Exercise goal: Below are the records. List every line holding the word "pebble".

Data records:
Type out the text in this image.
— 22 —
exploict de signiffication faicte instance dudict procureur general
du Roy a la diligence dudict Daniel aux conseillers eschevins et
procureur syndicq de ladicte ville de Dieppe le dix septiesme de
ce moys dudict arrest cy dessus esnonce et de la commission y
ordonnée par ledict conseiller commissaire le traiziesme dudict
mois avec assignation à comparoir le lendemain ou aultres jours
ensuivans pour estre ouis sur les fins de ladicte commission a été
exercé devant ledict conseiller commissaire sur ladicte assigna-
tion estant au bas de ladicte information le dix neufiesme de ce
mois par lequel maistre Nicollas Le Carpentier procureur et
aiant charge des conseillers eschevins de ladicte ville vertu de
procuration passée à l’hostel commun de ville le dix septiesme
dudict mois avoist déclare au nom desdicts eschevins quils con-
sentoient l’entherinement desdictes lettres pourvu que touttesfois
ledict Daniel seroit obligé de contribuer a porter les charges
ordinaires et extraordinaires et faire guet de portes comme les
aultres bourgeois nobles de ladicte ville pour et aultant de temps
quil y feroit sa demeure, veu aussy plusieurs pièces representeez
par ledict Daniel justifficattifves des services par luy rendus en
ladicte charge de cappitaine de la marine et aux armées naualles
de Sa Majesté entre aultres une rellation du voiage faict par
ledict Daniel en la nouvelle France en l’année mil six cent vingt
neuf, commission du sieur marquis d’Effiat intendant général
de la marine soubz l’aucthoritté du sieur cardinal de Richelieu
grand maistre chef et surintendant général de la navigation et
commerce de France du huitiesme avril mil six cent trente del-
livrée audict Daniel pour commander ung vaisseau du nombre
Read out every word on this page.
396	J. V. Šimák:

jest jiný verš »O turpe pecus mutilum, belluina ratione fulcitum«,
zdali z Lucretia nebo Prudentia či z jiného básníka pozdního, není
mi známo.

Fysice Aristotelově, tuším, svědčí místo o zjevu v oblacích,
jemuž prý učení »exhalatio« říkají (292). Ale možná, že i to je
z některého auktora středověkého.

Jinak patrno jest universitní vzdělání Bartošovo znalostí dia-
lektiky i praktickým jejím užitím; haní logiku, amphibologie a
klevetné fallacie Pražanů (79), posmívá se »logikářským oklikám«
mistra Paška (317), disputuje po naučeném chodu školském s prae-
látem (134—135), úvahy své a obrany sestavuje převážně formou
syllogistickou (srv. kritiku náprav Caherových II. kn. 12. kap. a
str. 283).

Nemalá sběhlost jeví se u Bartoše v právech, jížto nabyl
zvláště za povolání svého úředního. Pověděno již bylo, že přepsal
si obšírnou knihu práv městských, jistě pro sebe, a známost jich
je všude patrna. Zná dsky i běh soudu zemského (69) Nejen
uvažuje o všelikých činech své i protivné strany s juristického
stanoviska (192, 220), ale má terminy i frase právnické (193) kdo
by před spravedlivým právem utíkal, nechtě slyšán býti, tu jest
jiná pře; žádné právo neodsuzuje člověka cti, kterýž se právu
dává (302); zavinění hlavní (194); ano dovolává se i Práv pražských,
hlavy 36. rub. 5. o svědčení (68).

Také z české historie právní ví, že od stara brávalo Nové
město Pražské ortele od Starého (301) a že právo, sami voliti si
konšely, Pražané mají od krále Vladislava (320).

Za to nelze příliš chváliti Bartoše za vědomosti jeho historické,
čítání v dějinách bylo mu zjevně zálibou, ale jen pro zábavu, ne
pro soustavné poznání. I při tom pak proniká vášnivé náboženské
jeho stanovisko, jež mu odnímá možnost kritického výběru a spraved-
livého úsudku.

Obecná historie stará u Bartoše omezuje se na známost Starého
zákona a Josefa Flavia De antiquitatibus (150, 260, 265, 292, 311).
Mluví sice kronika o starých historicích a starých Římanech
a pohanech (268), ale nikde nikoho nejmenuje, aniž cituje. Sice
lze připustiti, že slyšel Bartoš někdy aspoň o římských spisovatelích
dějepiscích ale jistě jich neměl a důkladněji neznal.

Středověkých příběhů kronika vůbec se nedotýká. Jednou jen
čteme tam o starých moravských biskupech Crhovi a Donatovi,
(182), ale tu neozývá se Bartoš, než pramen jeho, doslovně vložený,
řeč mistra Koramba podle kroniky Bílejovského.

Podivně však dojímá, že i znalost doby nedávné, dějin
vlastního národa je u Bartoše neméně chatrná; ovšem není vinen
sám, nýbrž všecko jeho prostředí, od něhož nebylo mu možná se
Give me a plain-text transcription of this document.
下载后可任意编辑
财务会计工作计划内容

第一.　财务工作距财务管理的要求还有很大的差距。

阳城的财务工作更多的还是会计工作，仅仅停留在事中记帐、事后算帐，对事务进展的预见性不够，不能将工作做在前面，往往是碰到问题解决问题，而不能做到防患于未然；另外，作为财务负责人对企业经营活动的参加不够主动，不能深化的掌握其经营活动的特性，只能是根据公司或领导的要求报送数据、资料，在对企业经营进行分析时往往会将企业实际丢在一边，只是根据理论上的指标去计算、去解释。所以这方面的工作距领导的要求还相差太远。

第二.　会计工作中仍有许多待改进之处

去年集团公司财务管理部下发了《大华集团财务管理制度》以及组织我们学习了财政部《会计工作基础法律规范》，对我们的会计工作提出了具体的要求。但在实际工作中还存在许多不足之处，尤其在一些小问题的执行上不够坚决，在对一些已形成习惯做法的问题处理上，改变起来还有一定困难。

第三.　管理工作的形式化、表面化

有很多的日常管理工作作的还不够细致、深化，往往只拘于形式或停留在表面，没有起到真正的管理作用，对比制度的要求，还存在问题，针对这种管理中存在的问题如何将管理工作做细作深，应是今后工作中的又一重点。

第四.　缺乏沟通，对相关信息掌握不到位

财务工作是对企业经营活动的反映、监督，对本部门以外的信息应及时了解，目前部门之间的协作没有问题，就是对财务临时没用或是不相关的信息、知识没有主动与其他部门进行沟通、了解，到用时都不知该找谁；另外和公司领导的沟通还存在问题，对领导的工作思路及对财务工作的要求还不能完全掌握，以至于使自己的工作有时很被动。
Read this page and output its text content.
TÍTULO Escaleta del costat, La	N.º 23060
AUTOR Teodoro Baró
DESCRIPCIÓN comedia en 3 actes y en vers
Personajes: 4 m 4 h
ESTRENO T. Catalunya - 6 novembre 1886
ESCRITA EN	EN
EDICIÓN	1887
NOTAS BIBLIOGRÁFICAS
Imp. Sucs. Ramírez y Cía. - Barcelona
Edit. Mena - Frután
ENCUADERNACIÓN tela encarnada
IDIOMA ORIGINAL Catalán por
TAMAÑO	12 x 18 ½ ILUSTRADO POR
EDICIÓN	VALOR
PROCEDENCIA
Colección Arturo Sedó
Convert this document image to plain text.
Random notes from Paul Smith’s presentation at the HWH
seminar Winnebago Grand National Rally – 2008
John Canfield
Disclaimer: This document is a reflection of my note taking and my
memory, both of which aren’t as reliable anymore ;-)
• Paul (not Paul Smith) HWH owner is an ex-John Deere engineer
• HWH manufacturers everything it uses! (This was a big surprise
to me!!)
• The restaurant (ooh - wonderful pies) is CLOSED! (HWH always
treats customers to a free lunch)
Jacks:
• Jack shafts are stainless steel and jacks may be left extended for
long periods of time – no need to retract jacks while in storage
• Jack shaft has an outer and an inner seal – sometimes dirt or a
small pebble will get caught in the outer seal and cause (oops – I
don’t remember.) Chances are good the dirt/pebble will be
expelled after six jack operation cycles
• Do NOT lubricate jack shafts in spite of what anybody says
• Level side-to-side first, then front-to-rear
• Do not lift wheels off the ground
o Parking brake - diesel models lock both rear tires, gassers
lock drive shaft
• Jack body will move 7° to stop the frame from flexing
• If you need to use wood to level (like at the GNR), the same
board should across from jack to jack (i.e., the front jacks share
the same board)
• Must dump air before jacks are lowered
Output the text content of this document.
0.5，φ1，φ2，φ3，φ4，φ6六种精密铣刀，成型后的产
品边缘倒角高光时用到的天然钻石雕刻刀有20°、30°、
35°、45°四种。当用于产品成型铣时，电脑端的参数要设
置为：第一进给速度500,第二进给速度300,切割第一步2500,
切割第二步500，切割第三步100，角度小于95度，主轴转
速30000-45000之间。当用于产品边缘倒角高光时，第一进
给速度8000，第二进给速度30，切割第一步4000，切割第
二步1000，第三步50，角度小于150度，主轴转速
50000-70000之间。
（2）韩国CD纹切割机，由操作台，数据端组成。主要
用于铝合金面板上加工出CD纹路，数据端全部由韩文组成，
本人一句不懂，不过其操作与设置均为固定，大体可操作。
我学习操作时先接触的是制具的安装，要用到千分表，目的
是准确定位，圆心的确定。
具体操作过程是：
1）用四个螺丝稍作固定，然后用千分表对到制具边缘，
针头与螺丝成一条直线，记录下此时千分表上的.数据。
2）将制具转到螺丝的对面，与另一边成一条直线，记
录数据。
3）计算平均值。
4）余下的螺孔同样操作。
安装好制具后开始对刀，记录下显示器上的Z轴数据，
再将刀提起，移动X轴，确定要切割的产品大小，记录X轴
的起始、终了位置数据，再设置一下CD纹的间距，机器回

Task result:
small pebble will get caught in the outer seal and cause (oops – I
don’t remember.) Chances are good the dirt/pebble will be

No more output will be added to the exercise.